▸ Requirements
Find each line below that contains the word "element" and copy those lines out. Only matches with the same capitalization count.

▸ Information provided
— START —

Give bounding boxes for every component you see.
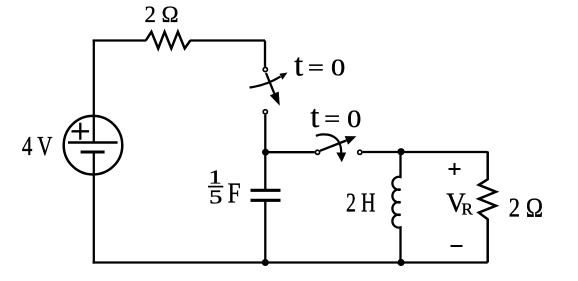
- svg-text:t: t: [310, 98, 319, 134]
- svg-text:= 0: = 0: [324, 104, 361, 133]
- svg-text:2 H: 2 H: [346, 187, 376, 217]
- svg-text:2 Ω: 2 Ω: [509, 192, 543, 222]
- svg-text:5: 5: [209, 186, 222, 208]
- svg-text:t: t: [294, 46, 303, 82]
- svg-text:= 0: = 0: [308, 55, 345, 81]
- svg-text:R: R: [462, 200, 474, 219]
- svg-text:F: F: [228, 178, 241, 209]
- svg-text:2 Ω: 2 Ω: [145, 2, 179, 27]
- svg-text:4 V: 4 V: [22, 131, 53, 161]
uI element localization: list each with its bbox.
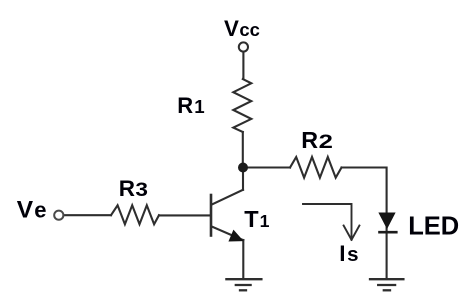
wire Ve terminal to R3 — [64, 214, 112, 216]
transistor T1 emitter diagonal — [212, 227, 244, 241]
LED cathode bar — [378, 231, 397, 234]
ground (emitter) — [226, 279, 261, 290]
resistor R1 — [233, 79, 251, 132]
terminal Vcc — [239, 42, 248, 51]
resistor R3 — [111, 205, 159, 224]
node junction dot — [238, 163, 248, 173]
wire node to R2 — [243, 166, 290, 168]
svg-text:R3: R3 — [119, 176, 148, 201]
transistor T1 base bar — [210, 195, 213, 236]
svg-text:Ve: Ve — [17, 197, 47, 224]
resistor R2 — [290, 157, 342, 178]
wire collector to node — [242, 168, 244, 190]
terminal Ve — [54, 211, 63, 220]
wire R1 to node — [242, 132, 244, 168]
wire LED cathode to ground — [386, 227, 388, 279]
svg-text:Vcc: Vcc — [224, 16, 260, 41]
svg-text:R2: R2 — [301, 127, 333, 153]
current arrow Is — [303, 204, 359, 240]
transistor T1 emitter arrowhead — [229, 231, 242, 241]
wire R2 to LED — [342, 168, 387, 214]
svg-text:LED: LED — [408, 212, 459, 240]
wire emitter to ground — [242, 240, 244, 279]
svg-text:T1: T1 — [244, 206, 269, 232]
wire base to R3 — [159, 214, 210, 216]
LED diode triangle — [379, 213, 395, 228]
svg-text:Is: Is — [339, 241, 358, 266]
transistor T1 collector diagonal — [212, 190, 243, 205]
svg-text:R1: R1 — [177, 93, 204, 118]
wire Vcc to R1 — [242, 52, 244, 79]
ground (LED) — [370, 279, 403, 290]
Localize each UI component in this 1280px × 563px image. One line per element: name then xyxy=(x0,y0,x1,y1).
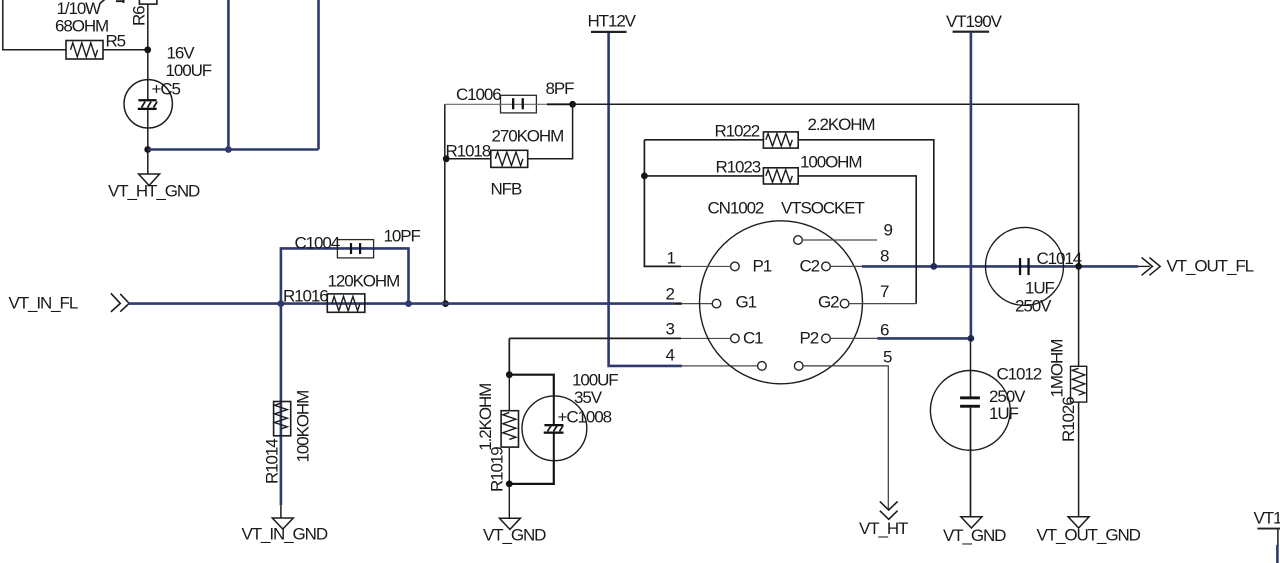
cut text fragments at top edge xyxy=(101,0,125,3)
wire R5 to node xyxy=(103,49,148,51)
blue node C1004 left / R1014 xyxy=(278,300,285,307)
svg-text:R1022: R1022 xyxy=(715,122,760,141)
resistor R5 xyxy=(55,0,126,59)
svg-text:R5: R5 xyxy=(106,32,126,51)
blue output line xyxy=(862,265,1138,268)
wire R1026 to ground xyxy=(1078,402,1080,517)
resistor R1026 1MOHM xyxy=(1048,340,1087,442)
ground VT_GND (under R1019/C1008) xyxy=(483,518,546,544)
output port VT_OUT_FL xyxy=(1138,257,1253,276)
capacitor C1008 (electrolytic 100UF 35V) xyxy=(522,371,618,461)
svg-text:VT_IN_GND: VT_IN_GND xyxy=(242,525,328,544)
wire pin3 line xyxy=(509,337,681,339)
wire left-edge L to R5 xyxy=(3,0,66,50)
svg-text:C1006: C1006 xyxy=(456,85,501,104)
resistor R1023 100OHM xyxy=(716,152,862,184)
wire pin P2 to blue xyxy=(830,337,877,339)
svg-text:100UF: 100UF xyxy=(166,61,212,80)
wire rail node down to C1012 xyxy=(970,338,972,396)
svg-text:6: 6 xyxy=(880,321,889,340)
svg-text:8PF: 8PF xyxy=(546,79,575,98)
svg-text:P1: P1 xyxy=(753,257,772,276)
node R1019/C1008 top xyxy=(506,371,513,378)
node 8PF junction xyxy=(569,101,576,108)
svg-text:CN1002: CN1002 xyxy=(708,199,764,218)
svg-text:R1023: R1023 xyxy=(716,157,761,176)
svg-text:C2: C2 xyxy=(800,257,820,276)
wire R1018 right up to 8PF node xyxy=(528,104,573,159)
node R1018/C1006 left xyxy=(443,155,450,162)
svg-text:R1019: R1019 xyxy=(488,447,507,492)
pin C2 xyxy=(822,262,831,271)
feedback wire top (8PF node to output node) xyxy=(573,104,1079,266)
svg-text:VT_HT: VT_HT xyxy=(859,519,908,538)
wire R1022 left xyxy=(644,139,763,141)
blue input line VT_IN_FL to pin2 xyxy=(128,302,674,305)
ground VT_HT_GND xyxy=(108,174,200,201)
resistor R1016 120KOHM (on blue line) xyxy=(283,271,399,312)
svg-text:VT_HT_GND: VT_HT_GND xyxy=(108,182,200,201)
svg-text:VT190V: VT190V xyxy=(946,12,1003,31)
svg-text:+C1008: +C1008 xyxy=(558,407,612,426)
blue junction dot xyxy=(225,146,232,153)
svg-text:R1018: R1018 xyxy=(446,142,491,161)
pin 4 circle xyxy=(758,362,767,371)
svg-text:G1: G1 xyxy=(736,293,757,312)
pin C1 xyxy=(731,334,740,343)
power rail VT190V (bottom right, cut) xyxy=(1254,509,1280,563)
input port VT_IN_FL xyxy=(9,293,130,312)
node pin6/rail (navy) xyxy=(968,335,975,342)
svg-text:1MOHM: 1MOHM xyxy=(1048,340,1067,398)
node R1019/C1008 bottom xyxy=(506,481,513,488)
svg-text:HT12V: HT12V xyxy=(588,11,637,30)
wire pin C2 to blue xyxy=(830,265,862,267)
wire pin3 corner down xyxy=(508,338,510,374)
svg-text:G2: G2 xyxy=(818,293,839,312)
svg-text:VT_GND: VT_GND xyxy=(943,526,1006,545)
svg-text:68OHM: 68OHM xyxy=(55,17,108,36)
svg-text:R1014: R1014 xyxy=(263,439,282,484)
svg-text:35V: 35V xyxy=(574,388,603,407)
wire pin5 down to VT_HT xyxy=(803,366,889,510)
svg-text:1: 1 xyxy=(667,249,676,268)
svg-text:R1026: R1026 xyxy=(1059,397,1078,442)
blue wire vertical x=228 xyxy=(227,0,230,150)
svg-text:VT_IN_FL: VT_IN_FL xyxy=(9,294,78,313)
wire C1006 left lead down to R1018 node xyxy=(444,104,446,159)
svg-text:1UF: 1UF xyxy=(989,404,1019,423)
wire node to C5 xyxy=(147,50,149,100)
svg-text:270KOHM: 270KOHM xyxy=(492,126,564,145)
power rail HT12V xyxy=(588,11,637,33)
wire R1023 left xyxy=(644,175,763,177)
ground VT_OUT_GND xyxy=(1037,517,1141,545)
node junction C5/blue wire xyxy=(144,146,151,153)
svg-text:R6: R6 xyxy=(130,6,149,26)
svg-text:7: 7 xyxy=(880,282,889,301)
svg-text:5: 5 xyxy=(883,348,892,367)
svg-text:2: 2 xyxy=(666,285,675,304)
resistor R6 (cut off at top) xyxy=(130,0,157,26)
svg-text:NFB: NFB xyxy=(491,180,522,199)
svg-text:10PF: 10PF xyxy=(384,227,421,246)
arrow VT_HT (down double chevron) xyxy=(859,501,908,537)
svg-text:9: 9 xyxy=(884,221,893,240)
node R1022/output (navy) xyxy=(930,263,937,270)
svg-text:P2: P2 xyxy=(800,329,819,348)
svg-text:120KOHM: 120KOHM xyxy=(328,271,400,290)
resistor R1014 100KOHM branch (blue through) xyxy=(280,304,283,506)
resistor R1022 2.2KOHM xyxy=(715,115,875,148)
capacitor C1006 8PF xyxy=(445,79,574,113)
svg-text:C1004: C1004 xyxy=(295,234,340,253)
svg-text:C1: C1 xyxy=(743,329,763,348)
pin P1 xyxy=(731,262,740,271)
svg-text:R1016: R1016 xyxy=(283,287,328,306)
capacitor C1004 10PF branch (blue) xyxy=(281,248,409,303)
wire R6 to node xyxy=(147,4,149,50)
wire pin2 stub xyxy=(674,302,682,304)
tube socket CN1002 VTSOCKET xyxy=(700,199,865,384)
capacitor C1008 branch wires (thick) xyxy=(509,375,554,397)
svg-text:100UF: 100UF xyxy=(572,371,618,390)
blue wire pin6 to VT190V rail xyxy=(877,337,971,340)
svg-text:VT_GND: VT_GND xyxy=(483,526,546,545)
svg-text:3: 3 xyxy=(666,320,675,339)
resistor R1019 1.2KOHM xyxy=(508,375,510,411)
blue node C1004 right xyxy=(405,300,412,307)
svg-text:1UF: 1UF xyxy=(1025,279,1055,298)
svg-text:VT_OUT_GND: VT_OUT_GND xyxy=(1037,525,1141,544)
node output/feedback/R1026 xyxy=(1075,263,1082,270)
wire to VT_HT_GND xyxy=(147,150,149,175)
svg-text:VTSOCKET: VTSOCKET xyxy=(781,199,865,218)
svg-text:250V: 250V xyxy=(989,387,1026,406)
capacitor C1014 1UF 250V xyxy=(986,227,1082,315)
wire R1018 left xyxy=(446,158,491,160)
pin G2 xyxy=(840,299,849,308)
ground VT_IN_GND xyxy=(242,518,328,544)
blue wire vertical x=318.5 xyxy=(317,0,320,150)
svg-text:2.2KOHM: 2.2KOHM xyxy=(808,115,875,134)
svg-text:16V: 16V xyxy=(167,44,196,63)
blue wire horizontal top-left xyxy=(148,148,319,151)
node NFB on input line xyxy=(442,300,449,307)
capacitor C1012 250V 1UF xyxy=(930,365,1041,451)
svg-text:C1012: C1012 xyxy=(997,365,1042,384)
svg-text:250V: 250V xyxy=(1015,297,1052,316)
wire pin G2 to R1023 xyxy=(849,303,917,305)
wire pin1 path xyxy=(644,140,681,267)
svg-text:4: 4 xyxy=(666,346,675,365)
svg-text:8: 8 xyxy=(880,247,889,266)
node R1023/pin1 line xyxy=(641,173,648,180)
resistor R1018 270KOHM NFB xyxy=(446,126,564,198)
pin 9 circle xyxy=(794,236,803,245)
node junction R5/R6/C5 xyxy=(144,46,151,53)
svg-text:1.2KOHM: 1.2KOHM xyxy=(476,384,495,451)
wire R1022 right down to output line xyxy=(798,140,934,267)
capacitor C5 (electrolytic 16V 100UF) xyxy=(124,44,212,129)
wire C5 to ground node xyxy=(147,110,149,150)
wire R1023 right down to G2 xyxy=(798,176,916,304)
wire NFB node down to input line xyxy=(444,159,446,304)
svg-text:+C5: +C5 xyxy=(152,80,181,99)
wire C1012 to ground xyxy=(970,408,972,517)
svg-text:VT190V: VT190V xyxy=(1254,509,1280,528)
pin 5 circle xyxy=(794,362,803,371)
svg-text:C1014: C1014 xyxy=(1037,249,1082,268)
wire to VT_IN_GND xyxy=(280,505,282,518)
blue wire VT190V rail down to pin6 xyxy=(970,33,973,339)
svg-text:1/10W: 1/10W xyxy=(57,0,102,18)
svg-text:100OHM: 100OHM xyxy=(800,152,861,171)
wire pin9 xyxy=(802,239,877,241)
svg-text:100KOHM: 100KOHM xyxy=(294,391,313,463)
pin P2 xyxy=(822,334,831,343)
ground VT_GND (under C1012) xyxy=(943,517,1006,545)
svg-text:VT_OUT_FL: VT_OUT_FL xyxy=(1167,257,1254,276)
pin G1 xyxy=(712,299,721,308)
power rail VT190V xyxy=(946,12,1003,33)
wire pin4 stub xyxy=(682,365,758,367)
wire node to R1026 xyxy=(1078,266,1080,366)
wire HT12V rail (blue) to pin 4 xyxy=(609,33,682,366)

— END —

▸ Answer
uI element localization: list each with its bbox.
Localize each UI component in this 1280px × 563px image. One line per element: name then xyxy=(x0,y0,x1,y1).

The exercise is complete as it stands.